Short problem =>
Beneath this task is a listing. State how many of its lines include the string "sample", giving nothing but the number.
++++++++++++++++++++
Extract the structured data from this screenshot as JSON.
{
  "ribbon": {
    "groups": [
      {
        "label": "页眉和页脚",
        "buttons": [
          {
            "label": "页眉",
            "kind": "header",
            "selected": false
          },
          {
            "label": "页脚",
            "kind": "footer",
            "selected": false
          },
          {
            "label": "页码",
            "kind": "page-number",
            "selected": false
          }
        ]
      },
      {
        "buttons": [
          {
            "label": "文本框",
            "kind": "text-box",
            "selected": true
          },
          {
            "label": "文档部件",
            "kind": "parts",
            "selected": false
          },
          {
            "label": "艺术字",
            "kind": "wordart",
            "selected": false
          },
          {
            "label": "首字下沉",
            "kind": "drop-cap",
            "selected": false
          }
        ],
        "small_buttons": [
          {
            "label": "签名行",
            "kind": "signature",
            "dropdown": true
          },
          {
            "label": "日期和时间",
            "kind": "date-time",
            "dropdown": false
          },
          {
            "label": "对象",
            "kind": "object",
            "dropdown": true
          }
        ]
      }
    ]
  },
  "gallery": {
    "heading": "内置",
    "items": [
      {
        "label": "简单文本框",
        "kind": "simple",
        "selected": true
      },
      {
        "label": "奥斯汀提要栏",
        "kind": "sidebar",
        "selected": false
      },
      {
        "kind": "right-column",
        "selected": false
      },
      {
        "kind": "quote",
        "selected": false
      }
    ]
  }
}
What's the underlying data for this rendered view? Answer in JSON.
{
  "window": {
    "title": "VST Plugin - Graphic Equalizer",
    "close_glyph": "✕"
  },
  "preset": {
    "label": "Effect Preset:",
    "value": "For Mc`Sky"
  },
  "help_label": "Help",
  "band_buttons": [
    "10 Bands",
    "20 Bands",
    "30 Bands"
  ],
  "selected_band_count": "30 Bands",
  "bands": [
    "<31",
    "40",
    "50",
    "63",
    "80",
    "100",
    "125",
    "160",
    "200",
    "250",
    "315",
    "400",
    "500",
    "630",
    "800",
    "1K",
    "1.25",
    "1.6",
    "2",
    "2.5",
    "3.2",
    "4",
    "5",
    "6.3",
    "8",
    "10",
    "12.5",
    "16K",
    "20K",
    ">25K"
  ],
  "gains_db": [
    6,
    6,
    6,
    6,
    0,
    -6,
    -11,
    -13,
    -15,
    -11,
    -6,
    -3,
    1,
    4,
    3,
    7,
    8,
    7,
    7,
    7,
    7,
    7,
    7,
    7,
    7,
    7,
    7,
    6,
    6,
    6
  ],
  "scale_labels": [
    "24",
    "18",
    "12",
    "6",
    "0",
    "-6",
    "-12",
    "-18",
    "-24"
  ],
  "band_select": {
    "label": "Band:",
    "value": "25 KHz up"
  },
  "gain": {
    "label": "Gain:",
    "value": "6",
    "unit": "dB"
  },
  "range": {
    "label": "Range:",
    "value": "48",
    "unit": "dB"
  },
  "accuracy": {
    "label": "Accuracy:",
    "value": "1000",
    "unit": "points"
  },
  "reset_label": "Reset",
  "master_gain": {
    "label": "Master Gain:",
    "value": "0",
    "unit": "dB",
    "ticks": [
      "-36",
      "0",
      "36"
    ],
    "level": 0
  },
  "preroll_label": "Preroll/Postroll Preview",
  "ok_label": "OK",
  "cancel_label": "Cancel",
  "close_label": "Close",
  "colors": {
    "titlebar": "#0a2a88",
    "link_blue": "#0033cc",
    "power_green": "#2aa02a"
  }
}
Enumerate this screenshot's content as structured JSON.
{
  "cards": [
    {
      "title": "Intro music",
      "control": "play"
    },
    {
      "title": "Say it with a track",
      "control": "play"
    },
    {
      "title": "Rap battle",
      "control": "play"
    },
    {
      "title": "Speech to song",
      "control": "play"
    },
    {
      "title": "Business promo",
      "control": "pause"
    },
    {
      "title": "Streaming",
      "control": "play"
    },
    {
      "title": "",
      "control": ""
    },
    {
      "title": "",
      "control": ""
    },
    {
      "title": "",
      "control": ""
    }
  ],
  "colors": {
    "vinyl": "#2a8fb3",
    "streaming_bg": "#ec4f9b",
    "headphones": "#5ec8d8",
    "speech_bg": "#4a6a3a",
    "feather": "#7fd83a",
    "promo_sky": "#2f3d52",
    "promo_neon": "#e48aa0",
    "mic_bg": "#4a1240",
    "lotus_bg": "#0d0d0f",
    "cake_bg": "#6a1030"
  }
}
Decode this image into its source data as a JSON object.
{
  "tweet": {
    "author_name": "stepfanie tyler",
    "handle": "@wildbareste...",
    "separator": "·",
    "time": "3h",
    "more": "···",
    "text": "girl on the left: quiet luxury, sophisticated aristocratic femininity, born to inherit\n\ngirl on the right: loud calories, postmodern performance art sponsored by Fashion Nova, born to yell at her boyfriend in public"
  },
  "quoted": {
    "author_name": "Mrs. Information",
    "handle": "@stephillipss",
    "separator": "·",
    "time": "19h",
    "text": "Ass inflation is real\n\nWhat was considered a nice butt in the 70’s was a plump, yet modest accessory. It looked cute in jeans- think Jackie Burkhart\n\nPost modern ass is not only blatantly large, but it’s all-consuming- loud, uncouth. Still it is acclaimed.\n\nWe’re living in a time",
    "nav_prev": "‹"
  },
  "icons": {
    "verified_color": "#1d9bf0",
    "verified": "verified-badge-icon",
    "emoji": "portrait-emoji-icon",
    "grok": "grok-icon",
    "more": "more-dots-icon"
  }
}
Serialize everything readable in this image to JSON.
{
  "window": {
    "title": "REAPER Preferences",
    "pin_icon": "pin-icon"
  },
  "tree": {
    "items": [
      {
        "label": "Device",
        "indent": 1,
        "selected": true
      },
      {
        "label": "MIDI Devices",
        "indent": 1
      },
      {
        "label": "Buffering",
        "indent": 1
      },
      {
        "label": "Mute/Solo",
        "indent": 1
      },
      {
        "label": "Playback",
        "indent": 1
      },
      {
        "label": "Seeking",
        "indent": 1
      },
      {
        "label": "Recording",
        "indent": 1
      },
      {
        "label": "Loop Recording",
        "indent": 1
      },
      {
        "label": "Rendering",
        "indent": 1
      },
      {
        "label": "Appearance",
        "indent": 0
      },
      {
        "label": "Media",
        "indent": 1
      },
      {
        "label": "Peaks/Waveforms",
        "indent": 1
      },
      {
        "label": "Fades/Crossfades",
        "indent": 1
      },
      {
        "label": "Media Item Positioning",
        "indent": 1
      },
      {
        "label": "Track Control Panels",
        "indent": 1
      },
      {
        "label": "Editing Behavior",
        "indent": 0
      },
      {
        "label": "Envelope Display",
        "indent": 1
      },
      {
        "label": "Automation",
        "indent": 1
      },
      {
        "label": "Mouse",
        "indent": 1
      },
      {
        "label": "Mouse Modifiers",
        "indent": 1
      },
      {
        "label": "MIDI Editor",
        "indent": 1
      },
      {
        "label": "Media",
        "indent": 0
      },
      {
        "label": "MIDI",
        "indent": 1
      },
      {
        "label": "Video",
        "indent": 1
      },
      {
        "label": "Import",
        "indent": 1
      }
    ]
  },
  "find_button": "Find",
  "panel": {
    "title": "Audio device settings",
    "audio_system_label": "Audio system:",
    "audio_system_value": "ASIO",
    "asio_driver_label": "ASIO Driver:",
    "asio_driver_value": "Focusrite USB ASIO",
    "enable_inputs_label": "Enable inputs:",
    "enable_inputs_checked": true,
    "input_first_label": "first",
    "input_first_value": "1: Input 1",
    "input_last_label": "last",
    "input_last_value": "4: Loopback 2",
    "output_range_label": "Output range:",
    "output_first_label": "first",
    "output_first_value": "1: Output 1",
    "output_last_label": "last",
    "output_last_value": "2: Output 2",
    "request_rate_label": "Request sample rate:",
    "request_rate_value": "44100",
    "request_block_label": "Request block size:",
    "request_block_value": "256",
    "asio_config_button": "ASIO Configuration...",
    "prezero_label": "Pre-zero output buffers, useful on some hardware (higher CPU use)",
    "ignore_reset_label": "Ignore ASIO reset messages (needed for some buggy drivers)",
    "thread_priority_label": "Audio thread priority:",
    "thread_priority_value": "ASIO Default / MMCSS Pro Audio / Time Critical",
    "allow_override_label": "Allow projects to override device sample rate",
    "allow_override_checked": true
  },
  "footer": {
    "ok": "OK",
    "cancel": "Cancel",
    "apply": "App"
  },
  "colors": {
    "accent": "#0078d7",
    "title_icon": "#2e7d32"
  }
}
++++++++++++++++++++
Answer to the exercise =>
2